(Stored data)
══════════════════════════════

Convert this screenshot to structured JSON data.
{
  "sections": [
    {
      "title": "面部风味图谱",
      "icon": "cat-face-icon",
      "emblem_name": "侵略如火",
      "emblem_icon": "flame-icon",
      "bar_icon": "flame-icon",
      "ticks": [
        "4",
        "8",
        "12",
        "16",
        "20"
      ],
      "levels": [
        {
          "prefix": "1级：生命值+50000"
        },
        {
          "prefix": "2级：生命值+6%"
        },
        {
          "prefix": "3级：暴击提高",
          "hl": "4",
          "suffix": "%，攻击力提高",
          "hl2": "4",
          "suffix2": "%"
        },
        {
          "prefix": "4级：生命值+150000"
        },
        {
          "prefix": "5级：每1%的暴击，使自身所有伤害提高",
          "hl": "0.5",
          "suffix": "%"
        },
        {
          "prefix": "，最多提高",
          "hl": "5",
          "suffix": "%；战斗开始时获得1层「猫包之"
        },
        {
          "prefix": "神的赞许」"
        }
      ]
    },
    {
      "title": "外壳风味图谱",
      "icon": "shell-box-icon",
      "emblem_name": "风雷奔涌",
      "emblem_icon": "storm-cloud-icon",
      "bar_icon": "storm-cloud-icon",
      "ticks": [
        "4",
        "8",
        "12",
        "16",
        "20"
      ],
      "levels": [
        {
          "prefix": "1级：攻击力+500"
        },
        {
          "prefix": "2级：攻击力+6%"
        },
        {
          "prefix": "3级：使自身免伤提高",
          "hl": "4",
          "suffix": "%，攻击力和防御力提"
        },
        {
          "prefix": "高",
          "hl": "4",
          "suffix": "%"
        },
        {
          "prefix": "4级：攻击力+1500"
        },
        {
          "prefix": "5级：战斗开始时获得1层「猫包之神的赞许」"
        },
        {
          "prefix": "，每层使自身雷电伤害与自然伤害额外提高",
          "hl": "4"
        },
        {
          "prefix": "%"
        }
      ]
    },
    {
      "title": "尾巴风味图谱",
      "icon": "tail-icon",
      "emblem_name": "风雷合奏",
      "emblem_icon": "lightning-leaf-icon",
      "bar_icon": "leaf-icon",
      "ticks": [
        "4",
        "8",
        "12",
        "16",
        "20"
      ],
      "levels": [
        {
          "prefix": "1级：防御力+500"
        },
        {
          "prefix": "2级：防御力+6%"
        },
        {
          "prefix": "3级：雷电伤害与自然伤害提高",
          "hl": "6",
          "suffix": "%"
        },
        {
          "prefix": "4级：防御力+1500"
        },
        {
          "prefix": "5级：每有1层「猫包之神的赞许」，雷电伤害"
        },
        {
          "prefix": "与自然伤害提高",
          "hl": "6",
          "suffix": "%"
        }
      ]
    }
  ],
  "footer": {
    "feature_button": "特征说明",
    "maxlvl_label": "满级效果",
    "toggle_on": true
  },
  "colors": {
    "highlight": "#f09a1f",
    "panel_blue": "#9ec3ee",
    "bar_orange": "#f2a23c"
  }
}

══════════════════════════════

Objective -
Give back all the records exactly as they stand.

Result of this task -
Convert this screenshot to structured JSON data.
{
  "sections": [
    {
      "title": "面部风味图谱",
      "icon": "cat-face-icon",
      "emblem_name": "侵略如火",
      "emblem_icon": "flame-icon",
      "bar_icon": "flame-icon",
      "ticks": [
        "4",
        "8",
        "12",
        "16",
        "20"
      ],
      "levels": [
        {
          "prefix": "1级：生命值+50000"
        },
        {
          "prefix": "2级：生命值+6%"
        },
        {
          "prefix": "3级：暴击提高",
          "hl": "4",
          "suffix": "%，攻击力提高",
          "hl2": "4",
          "suffix2": "%"
        },
        {
          "prefix": "4级：生命值+150000"
        },
        {
          "prefix": "5级：每1%的暴击，使自身所有伤害提高",
          "hl": "0.5",
          "suffix": "%"
        },
        {
          "prefix": "，最多提高",
          "hl": "5",
          "suffix": "%；战斗开始时获得1层「猫包之"
        },
        {
          "prefix": "神的赞许」"
        }
      ]
    },
    {
      "title": "外壳风味图谱",
      "icon": "shell-box-icon",
      "emblem_name": "风雷奔涌",
      "emblem_icon": "storm-cloud-icon",
      "bar_icon": "storm-cloud-icon",
      "ticks": [
        "4",
        "8",
        "12",
        "16",
        "20"
      ],
      "levels": [
        {
          "prefix": "1级：攻击力+500"
        },
        {
          "prefix": "2级：攻击力+6%"
        },
        {
          "prefix": "3级：使自身免伤提高",
          "hl": "4",
          "suffix": "%，攻击力和防御力提"
        },
        {
          "prefix": "高",
          "hl": "4",
          "suffix": "%"
        },
        {
          "prefix": "4级：攻击力+1500"
        },
        {
          "prefix": "5级：战斗开始时获得1层「猫包之神的赞许」"
        },
        {
          "prefix": "，每层使自身雷电伤害与自然伤害额外提高",
          "hl": "4"
        },
        {
          "prefix": "%"
        }
      ]
    },
    {
      "title": "尾巴风味图谱",
      "icon": "tail-icon",
      "emblem_name": "风雷合奏",
      "emblem_icon": "lightning-leaf-icon",
      "bar_icon": "leaf-icon",
      "ticks": [
        "4",
        "8",
        "12",
        "16",
        "20"
      ],
      "levels": [
        {
          "prefix": "1级：防御力+500"
        },
        {
          "prefix": "2级：防御力+6%"
        },
        {
          "prefix": "3级：雷电伤害与自然伤害提高",
          "hl": "6",
          "suffix": "%"
        },
        {
          "prefix": "4级：防御力+1500"
        },
        {
          "prefix": "5级：每有1层「猫包之神的赞许」，雷电伤害"
        },
        {
          "prefix": "与自然伤害提高",
          "hl": "6",
          "suffix": "%"
        }
      ]
    }
  ],
  "footer": {
    "feature_button": "特征说明",
    "maxlvl_label": "满级效果",
    "toggle_on": true
  },
  "colors": {
    "highlight": "#f09a1f",
    "panel_blue": "#9ec3ee",
    "bar_orange": "#f2a23c"
  }
}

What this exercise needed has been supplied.